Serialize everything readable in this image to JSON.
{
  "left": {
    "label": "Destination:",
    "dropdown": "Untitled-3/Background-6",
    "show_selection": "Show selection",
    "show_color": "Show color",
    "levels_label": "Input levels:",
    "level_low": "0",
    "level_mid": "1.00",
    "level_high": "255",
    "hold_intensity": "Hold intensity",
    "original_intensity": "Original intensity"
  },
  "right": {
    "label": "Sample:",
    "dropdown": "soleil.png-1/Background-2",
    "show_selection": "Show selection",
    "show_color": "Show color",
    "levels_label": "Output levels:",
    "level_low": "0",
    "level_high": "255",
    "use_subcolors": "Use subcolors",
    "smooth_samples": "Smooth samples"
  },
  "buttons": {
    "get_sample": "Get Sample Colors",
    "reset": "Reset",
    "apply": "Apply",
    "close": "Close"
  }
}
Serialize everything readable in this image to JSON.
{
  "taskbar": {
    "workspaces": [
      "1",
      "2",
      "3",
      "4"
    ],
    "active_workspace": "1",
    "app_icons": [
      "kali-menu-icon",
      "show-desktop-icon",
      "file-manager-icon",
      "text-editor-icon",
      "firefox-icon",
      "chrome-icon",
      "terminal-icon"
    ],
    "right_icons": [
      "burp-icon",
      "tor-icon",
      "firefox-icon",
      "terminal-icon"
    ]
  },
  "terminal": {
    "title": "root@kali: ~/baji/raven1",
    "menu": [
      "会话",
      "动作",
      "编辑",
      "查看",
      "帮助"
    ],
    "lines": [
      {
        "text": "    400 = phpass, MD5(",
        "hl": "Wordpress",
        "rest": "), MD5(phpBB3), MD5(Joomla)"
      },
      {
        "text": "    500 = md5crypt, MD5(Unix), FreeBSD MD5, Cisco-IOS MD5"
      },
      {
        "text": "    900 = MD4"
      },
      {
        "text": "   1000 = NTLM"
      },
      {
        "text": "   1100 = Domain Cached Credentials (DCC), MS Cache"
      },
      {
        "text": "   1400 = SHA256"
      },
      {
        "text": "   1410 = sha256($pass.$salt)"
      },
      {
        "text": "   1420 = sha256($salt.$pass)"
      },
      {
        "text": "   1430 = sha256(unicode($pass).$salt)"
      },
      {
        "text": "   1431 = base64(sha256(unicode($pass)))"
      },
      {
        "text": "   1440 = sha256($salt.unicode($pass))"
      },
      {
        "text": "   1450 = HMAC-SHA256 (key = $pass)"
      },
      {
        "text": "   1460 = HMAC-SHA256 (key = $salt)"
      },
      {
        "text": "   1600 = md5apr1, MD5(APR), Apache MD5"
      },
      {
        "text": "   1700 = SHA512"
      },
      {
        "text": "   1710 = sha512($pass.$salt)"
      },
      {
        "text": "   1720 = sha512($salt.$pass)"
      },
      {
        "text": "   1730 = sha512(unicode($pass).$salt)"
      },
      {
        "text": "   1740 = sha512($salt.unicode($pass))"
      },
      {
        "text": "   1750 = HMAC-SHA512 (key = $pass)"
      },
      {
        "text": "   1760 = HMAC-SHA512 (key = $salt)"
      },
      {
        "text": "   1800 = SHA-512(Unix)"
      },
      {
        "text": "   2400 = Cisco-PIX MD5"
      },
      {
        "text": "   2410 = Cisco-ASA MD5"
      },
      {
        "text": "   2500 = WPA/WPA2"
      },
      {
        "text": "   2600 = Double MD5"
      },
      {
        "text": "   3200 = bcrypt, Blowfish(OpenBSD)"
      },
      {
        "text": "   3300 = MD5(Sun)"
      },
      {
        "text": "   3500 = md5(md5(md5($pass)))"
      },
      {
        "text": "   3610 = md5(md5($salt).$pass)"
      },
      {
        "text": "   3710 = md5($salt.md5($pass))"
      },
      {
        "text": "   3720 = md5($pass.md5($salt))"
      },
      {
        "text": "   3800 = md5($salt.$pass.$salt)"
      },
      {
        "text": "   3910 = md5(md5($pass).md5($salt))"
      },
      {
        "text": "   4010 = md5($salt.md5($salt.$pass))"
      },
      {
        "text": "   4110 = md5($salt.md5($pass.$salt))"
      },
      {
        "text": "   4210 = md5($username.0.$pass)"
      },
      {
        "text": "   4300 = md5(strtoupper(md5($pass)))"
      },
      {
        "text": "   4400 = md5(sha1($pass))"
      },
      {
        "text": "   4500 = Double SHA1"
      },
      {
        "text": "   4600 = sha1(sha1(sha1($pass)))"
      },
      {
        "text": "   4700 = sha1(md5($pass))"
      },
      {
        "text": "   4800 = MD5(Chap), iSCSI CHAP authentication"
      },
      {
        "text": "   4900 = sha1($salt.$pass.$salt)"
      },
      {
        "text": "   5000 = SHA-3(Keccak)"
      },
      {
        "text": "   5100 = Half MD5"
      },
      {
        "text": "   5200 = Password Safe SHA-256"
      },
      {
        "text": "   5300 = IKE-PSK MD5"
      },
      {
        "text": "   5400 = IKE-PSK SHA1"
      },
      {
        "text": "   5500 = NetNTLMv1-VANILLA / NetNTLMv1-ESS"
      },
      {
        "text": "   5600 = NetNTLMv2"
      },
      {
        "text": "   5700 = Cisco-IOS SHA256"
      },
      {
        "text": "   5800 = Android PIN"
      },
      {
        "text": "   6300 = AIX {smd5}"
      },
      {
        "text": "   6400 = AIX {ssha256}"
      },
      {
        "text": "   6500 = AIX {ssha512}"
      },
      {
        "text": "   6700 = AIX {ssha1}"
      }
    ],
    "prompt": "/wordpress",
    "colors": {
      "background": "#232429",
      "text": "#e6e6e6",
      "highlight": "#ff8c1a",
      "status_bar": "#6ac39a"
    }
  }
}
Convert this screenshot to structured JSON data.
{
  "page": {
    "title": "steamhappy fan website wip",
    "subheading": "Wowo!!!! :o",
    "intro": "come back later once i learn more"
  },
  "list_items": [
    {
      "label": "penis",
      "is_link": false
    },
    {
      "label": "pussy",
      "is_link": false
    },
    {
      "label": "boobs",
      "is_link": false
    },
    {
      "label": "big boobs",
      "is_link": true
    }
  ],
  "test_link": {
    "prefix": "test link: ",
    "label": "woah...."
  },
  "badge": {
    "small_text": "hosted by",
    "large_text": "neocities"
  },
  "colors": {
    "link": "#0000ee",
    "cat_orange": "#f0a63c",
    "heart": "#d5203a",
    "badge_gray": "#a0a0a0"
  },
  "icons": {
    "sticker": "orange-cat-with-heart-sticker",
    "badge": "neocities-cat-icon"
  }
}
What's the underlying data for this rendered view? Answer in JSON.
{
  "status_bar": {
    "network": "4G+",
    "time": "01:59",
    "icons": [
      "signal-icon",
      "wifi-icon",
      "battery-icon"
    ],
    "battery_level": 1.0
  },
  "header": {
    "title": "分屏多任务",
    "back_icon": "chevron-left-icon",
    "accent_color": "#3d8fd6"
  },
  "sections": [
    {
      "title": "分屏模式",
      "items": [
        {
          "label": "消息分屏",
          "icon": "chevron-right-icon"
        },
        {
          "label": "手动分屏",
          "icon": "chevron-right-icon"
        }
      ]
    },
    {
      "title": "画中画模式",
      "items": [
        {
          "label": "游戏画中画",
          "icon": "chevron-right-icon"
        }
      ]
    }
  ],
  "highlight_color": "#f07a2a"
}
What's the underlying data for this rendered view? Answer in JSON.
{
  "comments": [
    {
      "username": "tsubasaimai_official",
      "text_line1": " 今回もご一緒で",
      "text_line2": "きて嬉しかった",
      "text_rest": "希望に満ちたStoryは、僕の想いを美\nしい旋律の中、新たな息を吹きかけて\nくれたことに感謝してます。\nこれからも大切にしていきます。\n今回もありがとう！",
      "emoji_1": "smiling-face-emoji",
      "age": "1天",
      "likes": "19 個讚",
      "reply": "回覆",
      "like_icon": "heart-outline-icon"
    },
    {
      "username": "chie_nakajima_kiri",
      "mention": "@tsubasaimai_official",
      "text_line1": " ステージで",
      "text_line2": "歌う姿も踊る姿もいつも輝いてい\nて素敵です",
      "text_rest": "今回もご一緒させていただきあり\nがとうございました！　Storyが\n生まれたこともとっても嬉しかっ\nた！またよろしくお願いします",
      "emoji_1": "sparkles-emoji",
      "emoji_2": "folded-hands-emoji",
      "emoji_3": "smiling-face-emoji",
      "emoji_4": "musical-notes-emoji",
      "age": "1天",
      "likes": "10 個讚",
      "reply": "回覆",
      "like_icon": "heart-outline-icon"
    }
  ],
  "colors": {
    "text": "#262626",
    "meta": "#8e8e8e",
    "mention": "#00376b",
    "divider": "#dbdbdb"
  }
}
^^^^^^^^
**Problem details:** Search the records for the word "emoji". Copy every line that has it.

**Expected output:**
      "emoji_1": "smiling-face-emoji",
      "emoji_1": "sparkles-emoji",
      "emoji_2": "folded-hands-emoji",
      "emoji_3": "smiling-face-emoji",
      "emoji_4": "musical-notes-emoji",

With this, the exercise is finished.